SHORT EXERCISE:
Without including any images, repeat the data exactly.
━━━━━ LISTED ENTRIES
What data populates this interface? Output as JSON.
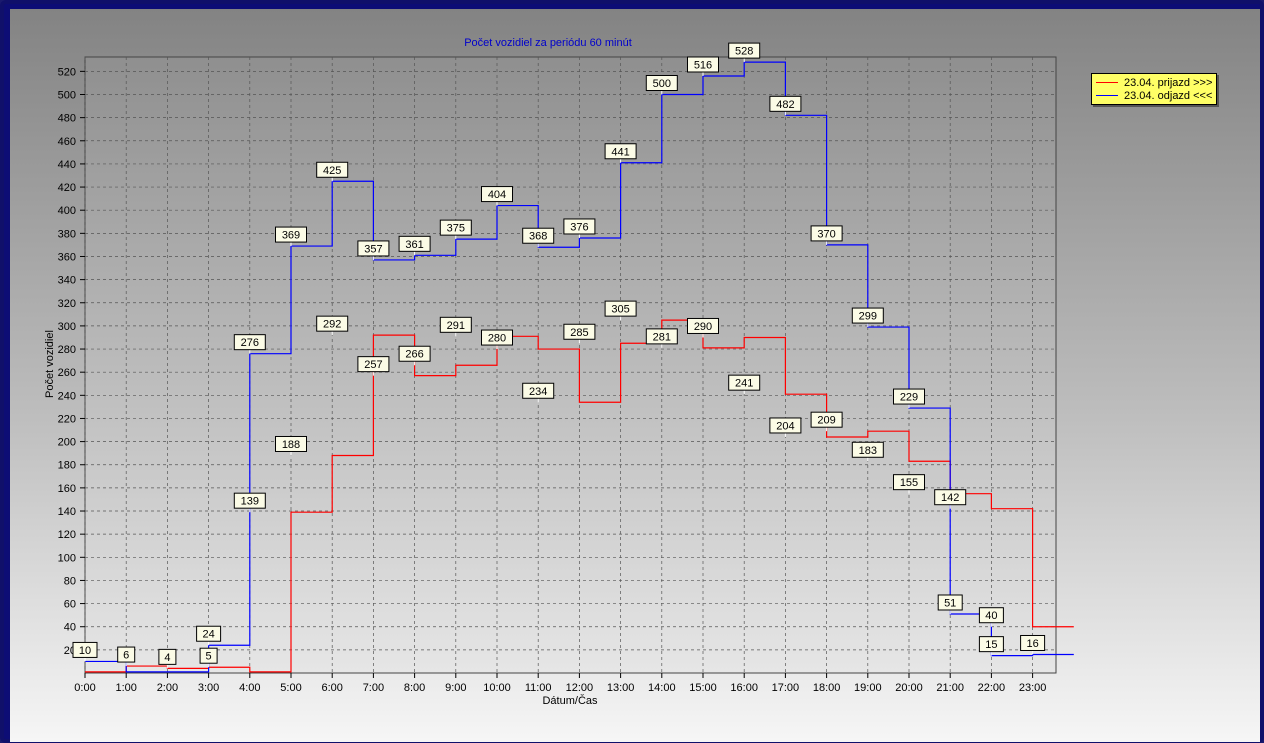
{
  "chart_data": {
    "type": "line",
    "step": true,
    "title": "Počet vozidiel za periódu 60 minút",
    "xlabel": "Dátum/Čas",
    "ylabel": "Počet vozidiel",
    "categories": [
      "0:00",
      "1:00",
      "2:00",
      "3:00",
      "4:00",
      "5:00",
      "6:00",
      "7:00",
      "8:00",
      "9:00",
      "10:00",
      "11:00",
      "12:00",
      "13:00",
      "14:00",
      "15:00",
      "16:00",
      "17:00",
      "18:00",
      "19:00",
      "20:00",
      "21:00",
      "22:00",
      "23:00"
    ],
    "y_ticks": [
      20,
      40,
      60,
      80,
      100,
      120,
      140,
      160,
      180,
      200,
      220,
      240,
      260,
      280,
      300,
      320,
      340,
      360,
      380,
      400,
      420,
      440,
      460,
      480,
      500,
      520
    ],
    "ylim": [
      0,
      535
    ],
    "grid": true,
    "legend_position": "top-right",
    "series": [
      {
        "name": "23.04.  prijazd >>>",
        "color": "#ff0000",
        "values": [
          1,
          6,
          4,
          5,
          1,
          139,
          188,
          292,
          257,
          266,
          291,
          280,
          234,
          285,
          305,
          281,
          290,
          241,
          204,
          209,
          183,
          155,
          142,
          40
        ]
      },
      {
        "name": "23.04.  odjazd <<<",
        "color": "#0000ff",
        "values": [
          10,
          1,
          1,
          24,
          276,
          369,
          425,
          357,
          361,
          375,
          404,
          368,
          376,
          441,
          500,
          516,
          528,
          482,
          370,
          299,
          229,
          51,
          15,
          16
        ]
      }
    ],
    "data_labels": [
      {
        "x": 0,
        "v": 10
      },
      {
        "x": 1,
        "v": 6
      },
      {
        "x": 2,
        "v": 4
      },
      {
        "x": 3,
        "v": 24
      },
      {
        "x": 3,
        "v": 5
      },
      {
        "x": 4,
        "v": 276
      },
      {
        "x": 4,
        "v": 139
      },
      {
        "x": 5,
        "v": 369
      },
      {
        "x": 5,
        "v": 188
      },
      {
        "x": 6,
        "v": 425
      },
      {
        "x": 6,
        "v": 292
      },
      {
        "x": 7,
        "v": 357
      },
      {
        "x": 7,
        "v": 257
      },
      {
        "x": 8,
        "v": 361
      },
      {
        "x": 8,
        "v": 266
      },
      {
        "x": 9,
        "v": 375
      },
      {
        "x": 9,
        "v": 291
      },
      {
        "x": 10,
        "v": 404
      },
      {
        "x": 10,
        "v": 280
      },
      {
        "x": 11,
        "v": 368
      },
      {
        "x": 11,
        "v": 234
      },
      {
        "x": 12,
        "v": 376
      },
      {
        "x": 12,
        "v": 285
      },
      {
        "x": 13,
        "v": 441
      },
      {
        "x": 13,
        "v": 305
      },
      {
        "x": 14,
        "v": 500
      },
      {
        "x": 14,
        "v": 281
      },
      {
        "x": 15,
        "v": 516
      },
      {
        "x": 15,
        "v": 290
      },
      {
        "x": 16,
        "v": 528
      },
      {
        "x": 16,
        "v": 241
      },
      {
        "x": 17,
        "v": 482
      },
      {
        "x": 17,
        "v": 204
      },
      {
        "x": 18,
        "v": 370
      },
      {
        "x": 18,
        "v": 209
      },
      {
        "x": 19,
        "v": 299
      },
      {
        "x": 19,
        "v": 183
      },
      {
        "x": 20,
        "v": 229
      },
      {
        "x": 20,
        "v": 155
      },
      {
        "x": 21,
        "v": 142
      },
      {
        "x": 21,
        "v": 51
      },
      {
        "x": 22,
        "v": 40
      },
      {
        "x": 22,
        "v": 15
      },
      {
        "x": 23,
        "v": 16
      }
    ]
  },
  "colors": {
    "title": "#0000cc",
    "plot_bg_top": "#909090",
    "plot_bg_bottom": "#e4e4e4",
    "label_bg": "#fbfbe6",
    "legend_bg": "#ffff66"
  }
}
━━━━━━━━━━
RIGHT ANSWER:
What data populates this interface? Output as JSON.
{
  "chart_data": {
    "type": "line",
    "step": true,
    "title": "Počet vozidiel za periódu 60 minút",
    "xlabel": "Dátum/Čas",
    "ylabel": "Počet vozidiel",
    "categories": [
      "0:00",
      "1:00",
      "2:00",
      "3:00",
      "4:00",
      "5:00",
      "6:00",
      "7:00",
      "8:00",
      "9:00",
      "10:00",
      "11:00",
      "12:00",
      "13:00",
      "14:00",
      "15:00",
      "16:00",
      "17:00",
      "18:00",
      "19:00",
      "20:00",
      "21:00",
      "22:00",
      "23:00"
    ],
    "y_ticks": [
      20,
      40,
      60,
      80,
      100,
      120,
      140,
      160,
      180,
      200,
      220,
      240,
      260,
      280,
      300,
      320,
      340,
      360,
      380,
      400,
      420,
      440,
      460,
      480,
      500,
      520
    ],
    "ylim": [
      0,
      535
    ],
    "grid": true,
    "legend_position": "top-right",
    "series": [
      {
        "name": "23.04.  prijazd >>>",
        "color": "#ff0000",
        "values": [
          1,
          6,
          4,
          5,
          1,
          139,
          188,
          292,
          257,
          266,
          291,
          280,
          234,
          285,
          305,
          281,
          290,
          241,
          204,
          209,
          183,
          155,
          142,
          40
        ]
      },
      {
        "name": "23.04.  odjazd <<<",
        "color": "#0000ff",
        "values": [
          10,
          1,
          1,
          24,
          276,
          369,
          425,
          357,
          361,
          375,
          404,
          368,
          376,
          441,
          500,
          516,
          528,
          482,
          370,
          299,
          229,
          51,
          15,
          16
        ]
      }
    ],
    "data_labels": [
      {
        "x": 0,
        "v": 10
      },
      {
        "x": 1,
        "v": 6
      },
      {
        "x": 2,
        "v": 4
      },
      {
        "x": 3,
        "v": 24
      },
      {
        "x": 3,
        "v": 5
      },
      {
        "x": 4,
        "v": 276
      },
      {
        "x": 4,
        "v": 139
      },
      {
        "x": 5,
        "v": 369
      },
      {
        "x": 5,
        "v": 188
      },
      {
        "x": 6,
        "v": 425
      },
      {
        "x": 6,
        "v": 292
      },
      {
        "x": 7,
        "v": 357
      },
      {
        "x": 7,
        "v": 257
      },
      {
        "x": 8,
        "v": 361
      },
      {
        "x": 8,
        "v": 266
      },
      {
        "x": 9,
        "v": 375
      },
      {
        "x": 9,
        "v": 291
      },
      {
        "x": 10,
        "v": 404
      },
      {
        "x": 10,
        "v": 280
      },
      {
        "x": 11,
        "v": 368
      },
      {
        "x": 11,
        "v": 234
      },
      {
        "x": 12,
        "v": 376
      },
      {
        "x": 12,
        "v": 285
      },
      {
        "x": 13,
        "v": 441
      },
      {
        "x": 13,
        "v": 305
      },
      {
        "x": 14,
        "v": 500
      },
      {
        "x": 14,
        "v": 281
      },
      {
        "x": 15,
        "v": 516
      },
      {
        "x": 15,
        "v": 290
      },
      {
        "x": 16,
        "v": 528
      },
      {
        "x": 16,
        "v": 241
      },
      {
        "x": 17,
        "v": 482
      },
      {
        "x": 17,
        "v": 204
      },
      {
        "x": 18,
        "v": 370
      },
      {
        "x": 18,
        "v": 209
      },
      {
        "x": 19,
        "v": 299
      },
      {
        "x": 19,
        "v": 183
      },
      {
        "x": 20,
        "v": 229
      },
      {
        "x": 20,
        "v": 155
      },
      {
        "x": 21,
        "v": 142
      },
      {
        "x": 21,
        "v": 51
      },
      {
        "x": 22,
        "v": 40
      },
      {
        "x": 22,
        "v": 15
      },
      {
        "x": 23,
        "v": 16
      }
    ]
  },
  "colors": {
    "title": "#0000cc",
    "plot_bg_top": "#909090",
    "plot_bg_bottom": "#e4e4e4",
    "label_bg": "#fbfbe6",
    "legend_bg": "#ffff66"
  }
}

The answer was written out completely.